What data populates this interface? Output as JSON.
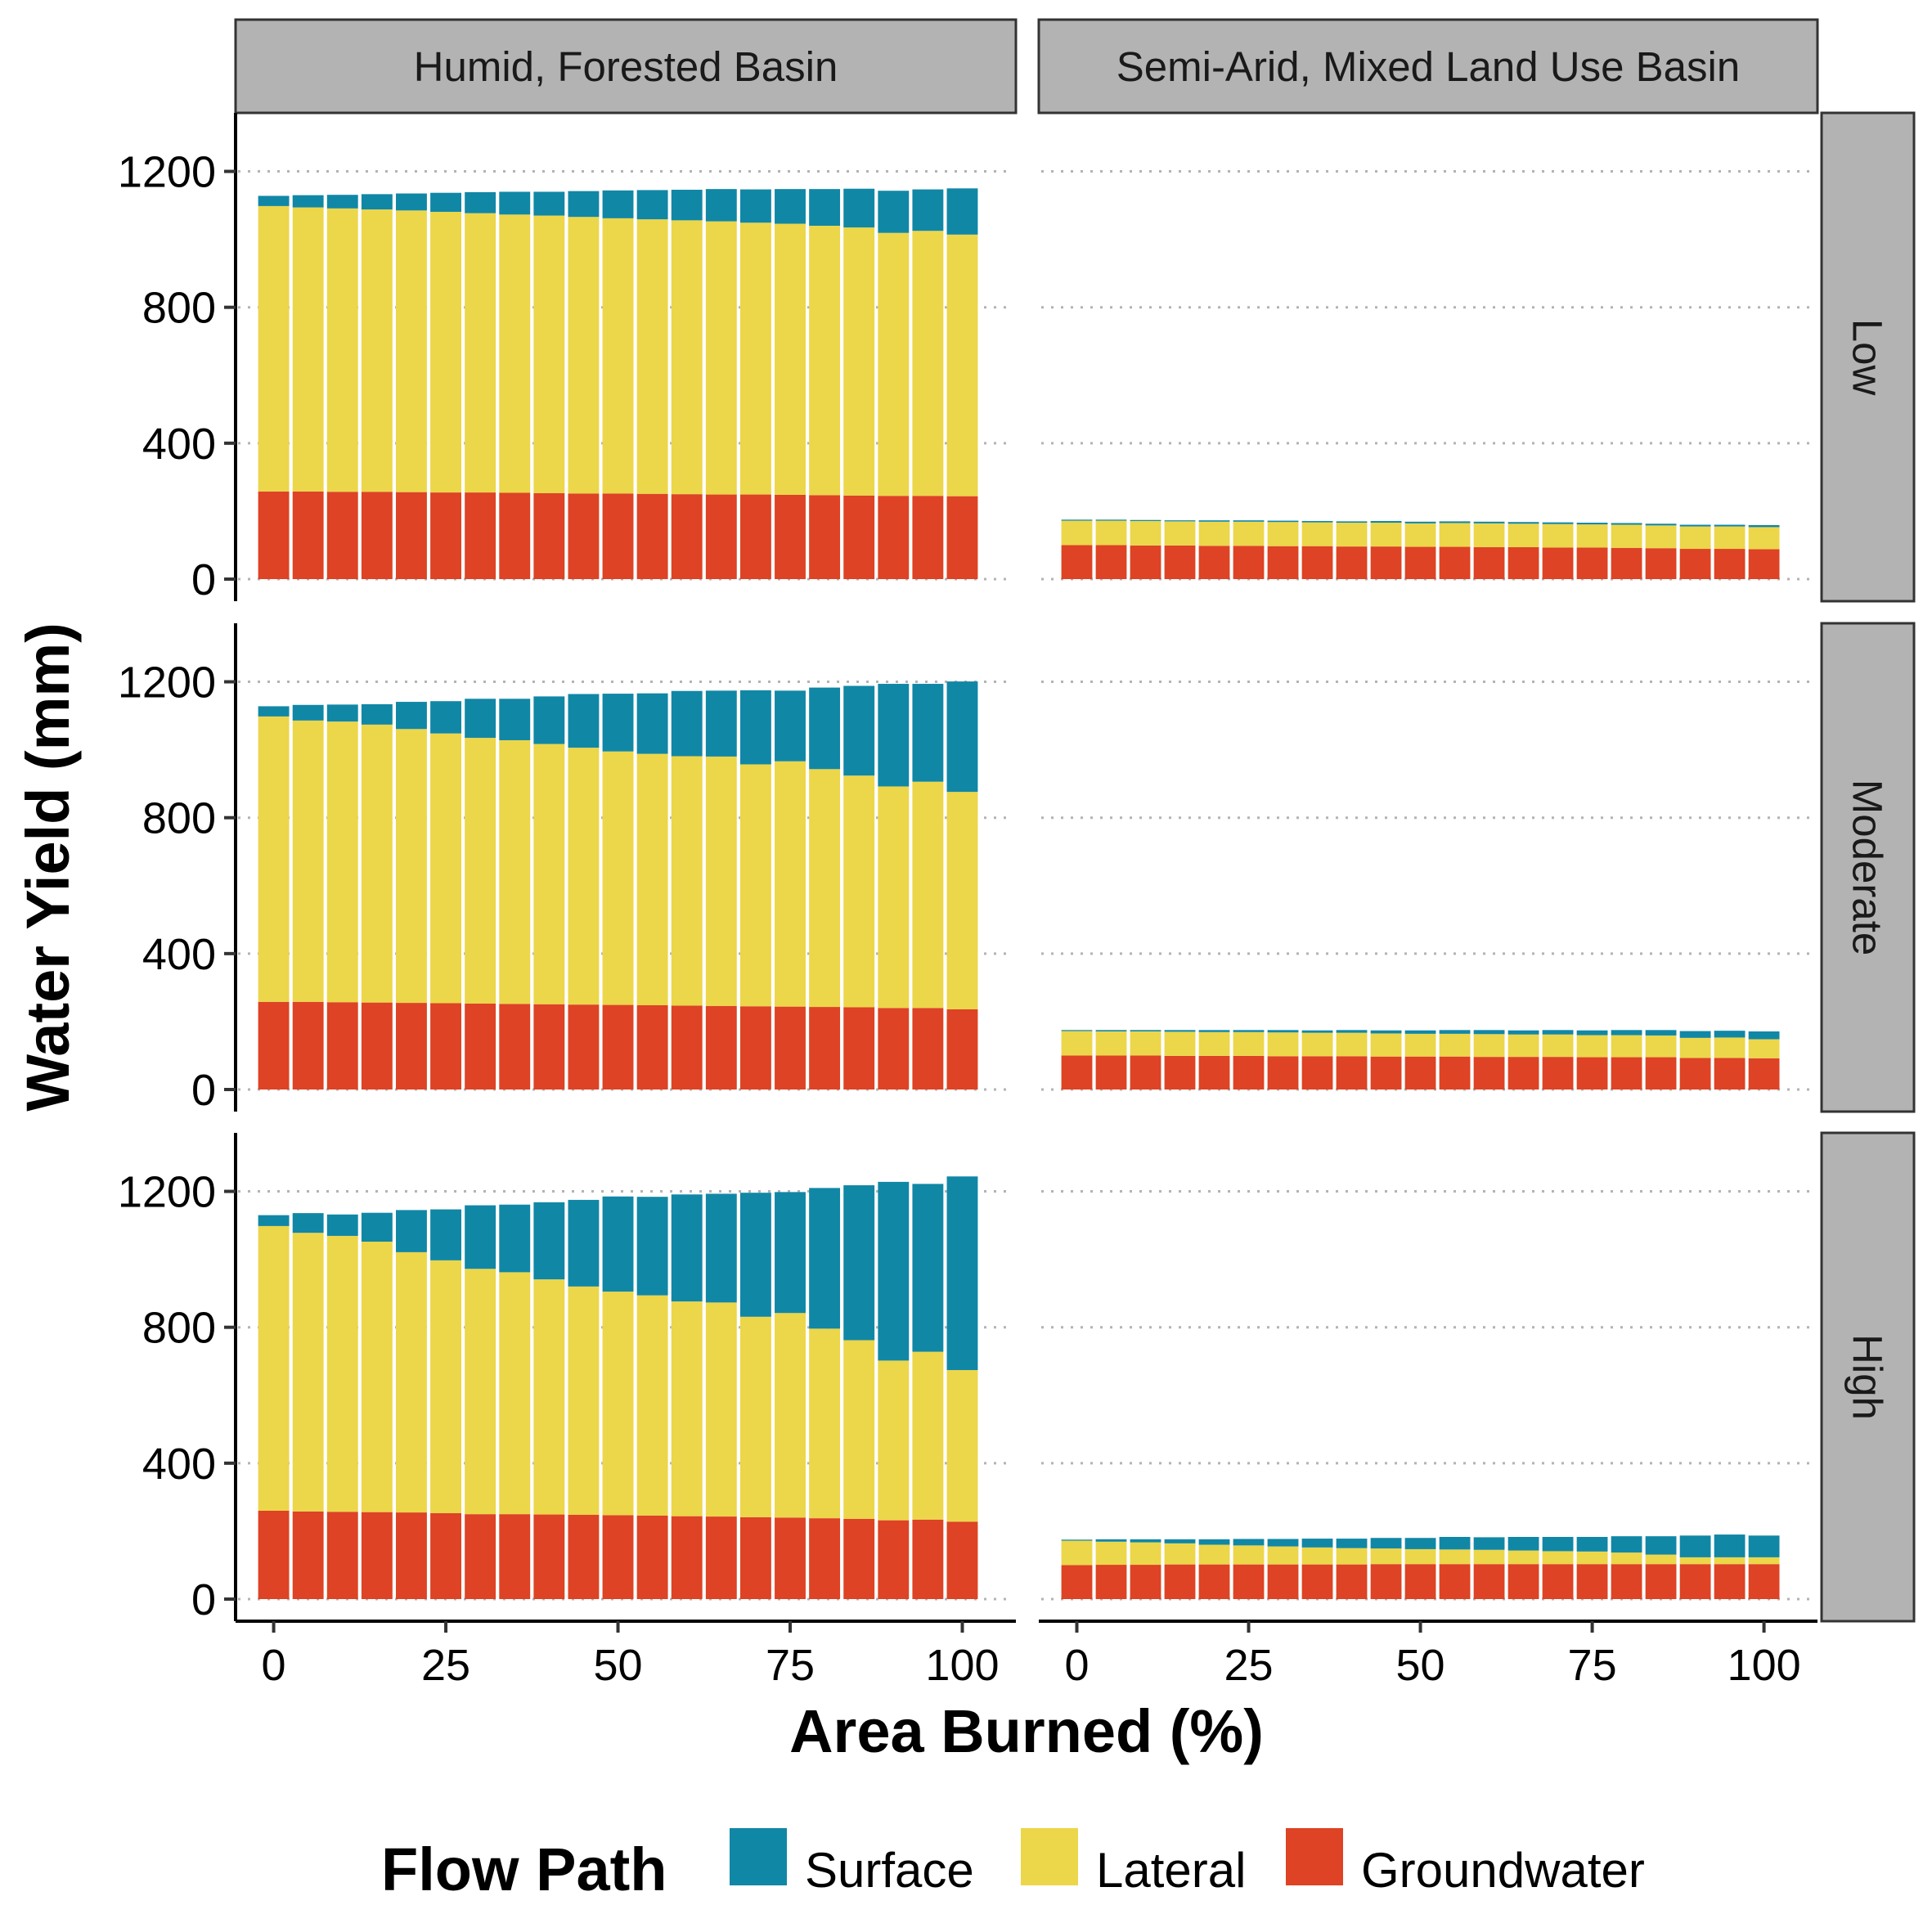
{
  "chart_data": {
    "type": "bar",
    "stacked": true,
    "ylabel": "Water Yield (mm)",
    "xlabel": "Area Burned (%)",
    "x": [
      0,
      5,
      10,
      15,
      20,
      25,
      30,
      35,
      40,
      45,
      50,
      55,
      60,
      65,
      70,
      75,
      80,
      85,
      90,
      95,
      100
    ],
    "xticks": [
      0,
      25,
      50,
      75,
      100
    ],
    "yticks": [
      0,
      400,
      800,
      1200
    ],
    "ylim": [
      0,
      1300
    ],
    "grid": "horizontal dotted",
    "legend": {
      "title": "Flow Path",
      "position": "bottom",
      "entries": [
        "Surface",
        "Lateral",
        "Groundwater"
      ]
    },
    "colors": {
      "Surface": "#1187a6",
      "Lateral": "#ecd64a",
      "Groundwater": "#dd4324"
    },
    "columns": [
      "Humid, Forested Basin",
      "Semi-Arid, Mixed Land Use Basin"
    ],
    "rows": [
      "Low",
      "Moderate",
      "High"
    ],
    "panels": [
      {
        "column": "Humid, Forested Basin",
        "row": "Low",
        "series": [
          {
            "name": "Groundwater",
            "values": [
              258,
              258,
              257,
              257,
              256,
              255,
              255,
              254,
              253,
              252,
              252,
              251,
              250,
              249,
              249,
              248,
              247,
              246,
              245,
              245,
              244
            ]
          },
          {
            "name": "Lateral",
            "values": [
              840,
              836,
              834,
              831,
              829,
              826,
              822,
              819,
              817,
              814,
              810,
              808,
              806,
              804,
              800,
              798,
              793,
              789,
              774,
              780,
              770
            ]
          },
          {
            "name": "Surface",
            "values": [
              30,
              36,
              40,
              45,
              50,
              56,
              62,
              67,
              70,
              76,
              82,
              86,
              90,
              95,
              98,
              102,
              108,
              114,
              124,
              122,
              136
            ]
          }
        ]
      },
      {
        "column": "Semi-Arid, Mixed Land Use Basin",
        "row": "Low",
        "series": [
          {
            "name": "Groundwater",
            "values": [
              100,
              100,
              99,
              99,
              98,
              98,
              97,
              97,
              96,
              96,
              95,
              95,
              94,
              94,
              93,
              93,
              92,
              91,
              89,
              89,
              88
            ]
          },
          {
            "name": "Lateral",
            "values": [
              72,
              72,
              72,
              71,
              71,
              71,
              71,
              70,
              70,
              70,
              69,
              70,
              70,
              69,
              69,
              68,
              68,
              67,
              66,
              66,
              65
            ]
          },
          {
            "name": "Surface",
            "values": [
              3,
              3,
              3,
              3,
              4,
              4,
              4,
              4,
              4,
              5,
              5,
              5,
              5,
              5,
              5,
              5,
              5,
              5,
              5,
              5,
              6
            ]
          }
        ]
      },
      {
        "column": "Humid, Forested Basin",
        "row": "Moderate",
        "series": [
          {
            "name": "Groundwater",
            "values": [
              258,
              258,
              257,
              256,
              255,
              254,
              253,
              252,
              251,
              250,
              249,
              248,
              247,
              246,
              245,
              244,
              243,
              242,
              240,
              240,
              236
            ]
          },
          {
            "name": "Lateral",
            "values": [
              840,
              828,
              826,
              818,
              806,
              794,
              782,
              776,
              766,
              756,
              746,
              740,
              734,
              734,
              712,
              722,
              700,
              682,
              652,
              666,
              640
            ]
          },
          {
            "name": "Surface",
            "values": [
              30,
              46,
              50,
              60,
              80,
              95,
              115,
              122,
              140,
              158,
              170,
              178,
              192,
              194,
              218,
              208,
              240,
              264,
              302,
              288,
              325
            ]
          }
        ]
      },
      {
        "column": "Semi-Arid, Mixed Land Use Basin",
        "row": "Moderate",
        "series": [
          {
            "name": "Groundwater",
            "values": [
              100,
              100,
              100,
              99,
              99,
              99,
              98,
              98,
              98,
              97,
              97,
              97,
              96,
              96,
              96,
              95,
              95,
              95,
              93,
              93,
              92
            ]
          },
          {
            "name": "Lateral",
            "values": [
              72,
              71,
              71,
              71,
              70,
              70,
              70,
              69,
              69,
              68,
              67,
              67,
              67,
              66,
              66,
              65,
              65,
              64,
              59,
              60,
              56
            ]
          },
          {
            "name": "Surface",
            "values": [
              3,
              4,
              4,
              5,
              6,
              6,
              7,
              7,
              8,
              9,
              10,
              11,
              12,
              12,
              13,
              14,
              15,
              16,
              20,
              20,
              23
            ]
          }
        ]
      },
      {
        "column": "Humid, Forested Basin",
        "row": "High",
        "series": [
          {
            "name": "Groundwater",
            "values": [
              260,
              258,
              257,
              256,
              255,
              253,
              250,
              250,
              249,
              248,
              247,
              246,
              244,
              243,
              241,
              240,
              238,
              236,
              232,
              234,
              228
            ]
          },
          {
            "name": "Lateral",
            "values": [
              838,
              820,
              812,
              796,
              766,
              744,
              722,
              712,
              692,
              672,
              658,
              648,
              632,
              630,
              590,
              602,
              558,
              526,
              470,
              494,
              446
            ]
          },
          {
            "name": "Surface",
            "values": [
              32,
              58,
              63,
              85,
              124,
              150,
              187,
              199,
              227,
              255,
              280,
              290,
              315,
              320,
              365,
              356,
              414,
              456,
              526,
              494,
              570
            ]
          }
        ]
      },
      {
        "column": "Semi-Arid, Mixed Land Use Basin",
        "row": "High",
        "series": [
          {
            "name": "Groundwater",
            "values": [
              100,
              101,
              101,
              102,
              102,
              102,
              102,
              102,
              102,
              103,
              103,
              103,
              103,
              103,
              103,
              103,
              103,
              103,
              103,
              103,
              103
            ]
          },
          {
            "name": "Lateral",
            "values": [
              72,
              68,
              66,
              62,
              58,
              56,
              53,
              50,
              48,
              46,
              44,
              43,
              42,
              40,
              38,
              37,
              34,
              28,
              20,
              20,
              20
            ]
          },
          {
            "name": "Surface",
            "values": [
              3,
              7,
              9,
              12,
              16,
              19,
              22,
              26,
              28,
              31,
              33,
              37,
              37,
              40,
              42,
              43,
              48,
              54,
              64,
              67,
              64
            ]
          }
        ]
      }
    ]
  }
}
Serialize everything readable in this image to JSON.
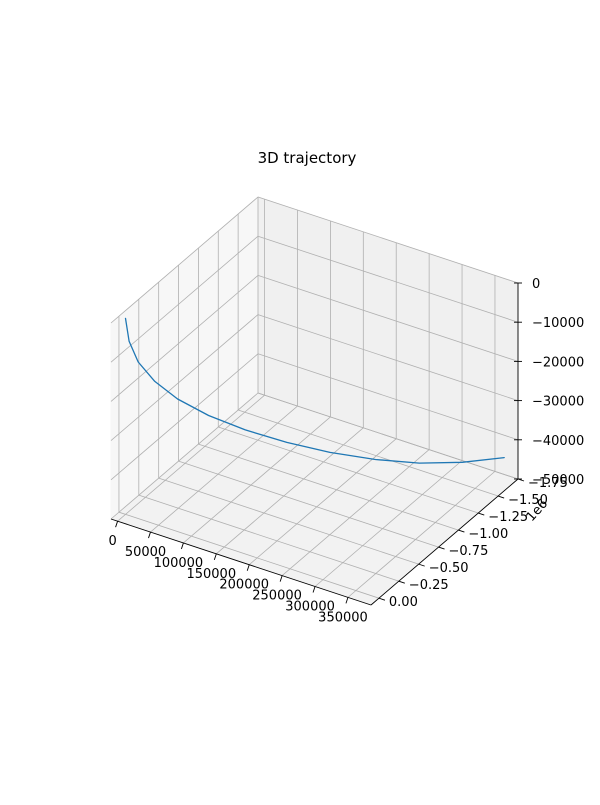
{
  "chart_data": {
    "type": "line",
    "projection": "3d",
    "title": "3D trajectory",
    "xlabel": "",
    "ylabel": "",
    "zlabel": "",
    "grid": true,
    "legend": "none",
    "xlim": [
      -10000,
      385000
    ],
    "ylim": [
      -1750000,
      100000
    ],
    "zlim": [
      -50000,
      0
    ],
    "x_ticks": [
      0,
      50000,
      100000,
      150000,
      200000,
      250000,
      300000,
      350000
    ],
    "x_tick_labels": [
      "0",
      "50000",
      "100000",
      "150000",
      "200000",
      "250000",
      "300000",
      "350000"
    ],
    "y_ticks": [
      0,
      -250000,
      -500000,
      -750000,
      -1000000,
      -1250000,
      -1500000,
      -1750000
    ],
    "y_tick_labels": [
      "0.00",
      "−0.25",
      "−0.50",
      "−0.75",
      "−1.00",
      "−1.25",
      "−1.50",
      "−1.75"
    ],
    "y_offset_label": "1e6",
    "z_ticks": [
      0,
      -10000,
      -20000,
      -30000,
      -40000,
      -50000
    ],
    "z_tick_labels": [
      "0",
      "−10000",
      "−20000",
      "−30000",
      "−40000",
      "−50000"
    ],
    "series": [
      {
        "color": "#1f77b4",
        "x": [
          0,
          3000,
          12000,
          30000,
          55000,
          90000,
          130000,
          175000,
          220000,
          265000,
          305000,
          340000,
          370000
        ],
        "y": [
          0,
          -20000,
          -60000,
          -120000,
          -200000,
          -300000,
          -430000,
          -580000,
          -750000,
          -950000,
          -1170000,
          -1420000,
          -1700000
        ],
        "z": [
          0,
          -6000,
          -11500,
          -16500,
          -21000,
          -25000,
          -28700,
          -32000,
          -35000,
          -37800,
          -40300,
          -42500,
          -44500
        ]
      }
    ]
  }
}
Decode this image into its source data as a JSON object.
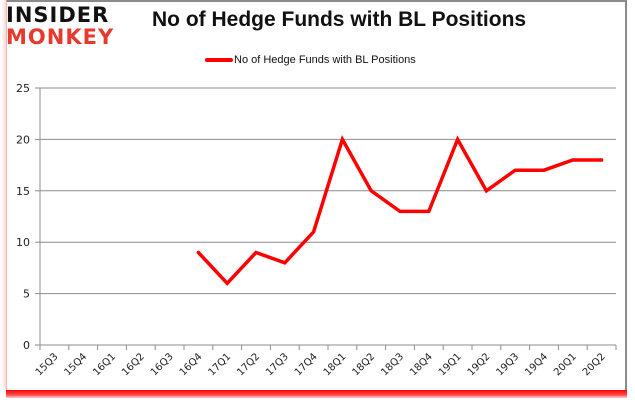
{
  "brand": {
    "line1": "INSIDER",
    "line2": "MONKEY",
    "line1_color": "#111111",
    "line2_color": "#e8392e"
  },
  "header": {
    "title": "No of Hedge Funds with BL Positions"
  },
  "legend": {
    "label": "No of Hedge Funds with BL Positions",
    "color": "#ff0000"
  },
  "chart_data": {
    "type": "line",
    "title": "No of Hedge Funds with BL Positions",
    "xlabel": "",
    "ylabel": "",
    "ylim": [
      0,
      25
    ],
    "yticks": [
      0,
      5,
      10,
      15,
      20,
      25
    ],
    "grid": true,
    "legend_position": "top",
    "categories": [
      "15Q3",
      "15Q4",
      "16Q1",
      "16Q2",
      "16Q3",
      "16Q4",
      "17Q1",
      "17Q2",
      "17Q3",
      "17Q4",
      "18Q1",
      "18Q2",
      "18Q3",
      "18Q4",
      "19Q1",
      "19Q2",
      "19Q3",
      "19Q4",
      "20Q1",
      "20Q2"
    ],
    "series": [
      {
        "name": "No of Hedge Funds with BL Positions",
        "color": "#ff0000",
        "values": [
          null,
          null,
          null,
          null,
          null,
          9,
          6,
          9,
          8,
          11,
          20,
          15,
          13,
          13,
          20,
          15,
          17,
          17,
          18,
          18
        ]
      }
    ]
  }
}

- _Aim of the exercise_
Report all lines of the data above that include the string "Positions".

- _Reply_
    "title": "No of Hedge Funds with BL Positions"
    "label": "No of Hedge Funds with BL Positions",
    "title": "No of Hedge Funds with BL Positions",
        "name": "No of Hedge Funds with BL Positions",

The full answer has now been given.